## Written problem
Go through the entries below and write each one out exactly.

## Dataset rows
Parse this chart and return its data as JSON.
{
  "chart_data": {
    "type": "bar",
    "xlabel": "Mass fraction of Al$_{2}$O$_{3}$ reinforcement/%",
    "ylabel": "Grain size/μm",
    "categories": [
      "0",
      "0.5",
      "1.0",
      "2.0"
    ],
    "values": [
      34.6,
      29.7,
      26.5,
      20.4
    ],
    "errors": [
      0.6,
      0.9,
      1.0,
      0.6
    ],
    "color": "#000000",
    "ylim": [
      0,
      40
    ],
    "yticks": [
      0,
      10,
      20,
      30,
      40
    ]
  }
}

## Expected output
Parse this chart and return its data as JSON.
{
  "chart_data": {
    "type": "bar",
    "xlabel": "Mass fraction of Al$_{2}$O$_{3}$ reinforcement/%",
    "ylabel": "Grain size/μm",
    "categories": [
      "0",
      "0.5",
      "1.0",
      "2.0"
    ],
    "values": [
      34.6,
      29.7,
      26.5,
      20.4
    ],
    "errors": [
      0.6,
      0.9,
      1.0,
      0.6
    ],
    "color": "#000000",
    "ylim": [
      0,
      40
    ],
    "yticks": [
      0,
      10,
      20,
      30,
      40
    ]
  }
}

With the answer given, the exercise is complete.